▸ Work instructions:
Among the entries below, find the lines with "passeggeri" and copy them.

▸ Supplied data:
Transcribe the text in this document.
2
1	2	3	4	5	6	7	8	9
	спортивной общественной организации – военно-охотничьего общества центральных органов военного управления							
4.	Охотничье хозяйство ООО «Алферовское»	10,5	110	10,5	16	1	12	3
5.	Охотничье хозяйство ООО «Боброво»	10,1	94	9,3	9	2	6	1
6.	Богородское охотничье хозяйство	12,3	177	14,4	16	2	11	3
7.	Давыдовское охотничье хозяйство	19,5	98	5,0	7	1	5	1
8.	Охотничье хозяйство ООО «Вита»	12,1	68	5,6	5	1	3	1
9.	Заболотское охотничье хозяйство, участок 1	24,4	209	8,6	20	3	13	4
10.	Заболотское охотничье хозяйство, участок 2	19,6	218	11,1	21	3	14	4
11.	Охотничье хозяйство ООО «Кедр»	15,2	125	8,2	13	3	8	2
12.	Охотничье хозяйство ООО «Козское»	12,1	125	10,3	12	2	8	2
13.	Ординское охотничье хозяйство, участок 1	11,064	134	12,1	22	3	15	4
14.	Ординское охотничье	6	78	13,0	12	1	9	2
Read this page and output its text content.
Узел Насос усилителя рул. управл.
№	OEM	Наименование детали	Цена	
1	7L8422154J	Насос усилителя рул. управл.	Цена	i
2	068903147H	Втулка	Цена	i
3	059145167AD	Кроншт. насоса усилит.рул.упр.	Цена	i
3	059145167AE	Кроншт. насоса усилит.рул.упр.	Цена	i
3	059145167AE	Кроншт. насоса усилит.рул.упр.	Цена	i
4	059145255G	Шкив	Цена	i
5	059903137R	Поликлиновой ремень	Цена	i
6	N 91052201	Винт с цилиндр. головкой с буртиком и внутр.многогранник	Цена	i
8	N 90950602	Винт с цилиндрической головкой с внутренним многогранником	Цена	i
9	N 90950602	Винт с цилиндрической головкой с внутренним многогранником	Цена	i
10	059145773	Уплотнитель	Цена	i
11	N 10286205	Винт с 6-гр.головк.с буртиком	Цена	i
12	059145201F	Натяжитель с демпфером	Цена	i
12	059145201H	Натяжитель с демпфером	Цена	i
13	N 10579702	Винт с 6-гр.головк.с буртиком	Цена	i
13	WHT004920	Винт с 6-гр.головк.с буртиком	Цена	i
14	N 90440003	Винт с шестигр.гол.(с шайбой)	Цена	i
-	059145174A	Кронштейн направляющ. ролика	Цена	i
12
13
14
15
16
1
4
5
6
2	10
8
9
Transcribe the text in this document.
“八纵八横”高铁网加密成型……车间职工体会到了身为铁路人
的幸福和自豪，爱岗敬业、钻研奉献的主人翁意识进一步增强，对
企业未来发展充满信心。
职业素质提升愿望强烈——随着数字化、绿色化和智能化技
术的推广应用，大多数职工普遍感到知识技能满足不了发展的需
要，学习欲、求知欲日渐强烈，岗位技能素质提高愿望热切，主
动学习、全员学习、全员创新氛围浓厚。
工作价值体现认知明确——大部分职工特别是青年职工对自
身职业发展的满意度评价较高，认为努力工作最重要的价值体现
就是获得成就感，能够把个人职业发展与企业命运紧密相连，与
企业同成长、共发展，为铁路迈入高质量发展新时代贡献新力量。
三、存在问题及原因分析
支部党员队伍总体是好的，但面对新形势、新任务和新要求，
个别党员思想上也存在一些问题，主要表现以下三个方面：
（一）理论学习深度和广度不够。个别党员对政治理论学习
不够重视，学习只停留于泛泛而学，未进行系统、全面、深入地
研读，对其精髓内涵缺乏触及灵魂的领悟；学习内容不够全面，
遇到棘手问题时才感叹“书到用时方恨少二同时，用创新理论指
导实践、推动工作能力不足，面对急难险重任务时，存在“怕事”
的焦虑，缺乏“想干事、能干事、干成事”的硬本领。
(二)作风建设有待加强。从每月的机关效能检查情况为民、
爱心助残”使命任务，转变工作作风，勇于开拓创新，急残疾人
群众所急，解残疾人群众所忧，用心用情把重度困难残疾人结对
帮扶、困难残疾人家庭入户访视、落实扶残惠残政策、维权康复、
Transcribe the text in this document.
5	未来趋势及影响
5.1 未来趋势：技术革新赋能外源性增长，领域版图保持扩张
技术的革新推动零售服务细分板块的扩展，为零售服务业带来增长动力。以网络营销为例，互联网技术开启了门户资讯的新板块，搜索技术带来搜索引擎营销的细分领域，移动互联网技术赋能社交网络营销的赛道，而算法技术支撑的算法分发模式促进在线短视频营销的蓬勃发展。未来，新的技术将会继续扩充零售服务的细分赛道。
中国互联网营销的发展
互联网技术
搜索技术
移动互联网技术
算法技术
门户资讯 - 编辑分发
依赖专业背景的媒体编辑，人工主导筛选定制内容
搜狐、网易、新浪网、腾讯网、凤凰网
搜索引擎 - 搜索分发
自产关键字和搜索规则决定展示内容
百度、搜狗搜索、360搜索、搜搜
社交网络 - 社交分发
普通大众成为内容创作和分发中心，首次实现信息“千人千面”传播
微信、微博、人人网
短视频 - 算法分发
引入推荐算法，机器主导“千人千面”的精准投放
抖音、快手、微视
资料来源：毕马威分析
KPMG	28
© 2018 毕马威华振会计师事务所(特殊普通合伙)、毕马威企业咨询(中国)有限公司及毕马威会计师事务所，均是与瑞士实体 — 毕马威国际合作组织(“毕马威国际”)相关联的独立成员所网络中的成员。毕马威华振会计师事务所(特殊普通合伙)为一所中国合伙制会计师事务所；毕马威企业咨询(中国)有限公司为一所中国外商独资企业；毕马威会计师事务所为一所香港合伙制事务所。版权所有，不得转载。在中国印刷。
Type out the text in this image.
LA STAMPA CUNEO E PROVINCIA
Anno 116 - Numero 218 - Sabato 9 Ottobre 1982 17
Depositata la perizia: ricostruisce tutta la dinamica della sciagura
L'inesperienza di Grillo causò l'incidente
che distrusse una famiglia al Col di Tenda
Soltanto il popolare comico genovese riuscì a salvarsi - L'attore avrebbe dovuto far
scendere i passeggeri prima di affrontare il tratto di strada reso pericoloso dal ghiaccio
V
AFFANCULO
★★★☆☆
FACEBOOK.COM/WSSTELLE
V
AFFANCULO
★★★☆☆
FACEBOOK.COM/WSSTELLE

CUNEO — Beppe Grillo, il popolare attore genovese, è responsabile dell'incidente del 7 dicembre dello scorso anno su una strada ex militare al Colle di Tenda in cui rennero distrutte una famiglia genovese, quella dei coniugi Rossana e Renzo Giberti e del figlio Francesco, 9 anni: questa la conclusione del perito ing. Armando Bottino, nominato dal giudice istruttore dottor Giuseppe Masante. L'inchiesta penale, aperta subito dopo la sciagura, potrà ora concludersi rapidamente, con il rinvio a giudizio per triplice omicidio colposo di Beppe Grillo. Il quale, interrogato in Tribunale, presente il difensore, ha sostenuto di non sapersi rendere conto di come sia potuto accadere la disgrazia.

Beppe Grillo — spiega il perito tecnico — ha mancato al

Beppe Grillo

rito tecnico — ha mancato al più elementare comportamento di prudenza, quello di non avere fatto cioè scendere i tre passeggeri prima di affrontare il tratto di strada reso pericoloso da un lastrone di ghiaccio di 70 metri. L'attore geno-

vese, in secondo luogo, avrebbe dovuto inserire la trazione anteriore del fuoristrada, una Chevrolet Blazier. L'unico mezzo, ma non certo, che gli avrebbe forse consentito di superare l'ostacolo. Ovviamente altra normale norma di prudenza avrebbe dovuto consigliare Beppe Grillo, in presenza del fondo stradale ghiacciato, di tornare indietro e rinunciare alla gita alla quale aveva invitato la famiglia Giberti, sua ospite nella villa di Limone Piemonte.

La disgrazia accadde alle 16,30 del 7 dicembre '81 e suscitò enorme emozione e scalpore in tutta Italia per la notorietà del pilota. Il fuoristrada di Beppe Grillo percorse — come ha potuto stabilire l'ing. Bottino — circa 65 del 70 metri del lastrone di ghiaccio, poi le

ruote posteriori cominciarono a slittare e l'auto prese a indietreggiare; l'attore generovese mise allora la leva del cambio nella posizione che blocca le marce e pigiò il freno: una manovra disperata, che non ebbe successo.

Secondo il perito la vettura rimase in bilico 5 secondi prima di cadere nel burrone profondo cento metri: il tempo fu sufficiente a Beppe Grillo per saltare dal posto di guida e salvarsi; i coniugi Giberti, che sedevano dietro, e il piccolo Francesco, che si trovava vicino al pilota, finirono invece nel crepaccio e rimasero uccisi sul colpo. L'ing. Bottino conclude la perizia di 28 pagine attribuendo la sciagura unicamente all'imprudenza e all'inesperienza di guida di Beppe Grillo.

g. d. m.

▸ Result:
scendere i passeggeri prima di affrontare il tratto di strada reso pericoloso dal ghiaccio
rito tecnico — ha mancato al più elementare comportamento di prudenza, quello di non avere fatto cioè scendere i tre passeggeri prima di affrontare il tratto di strada reso pericoloso da un lastrone di ghiaccio di 70 metri. L'attore geno-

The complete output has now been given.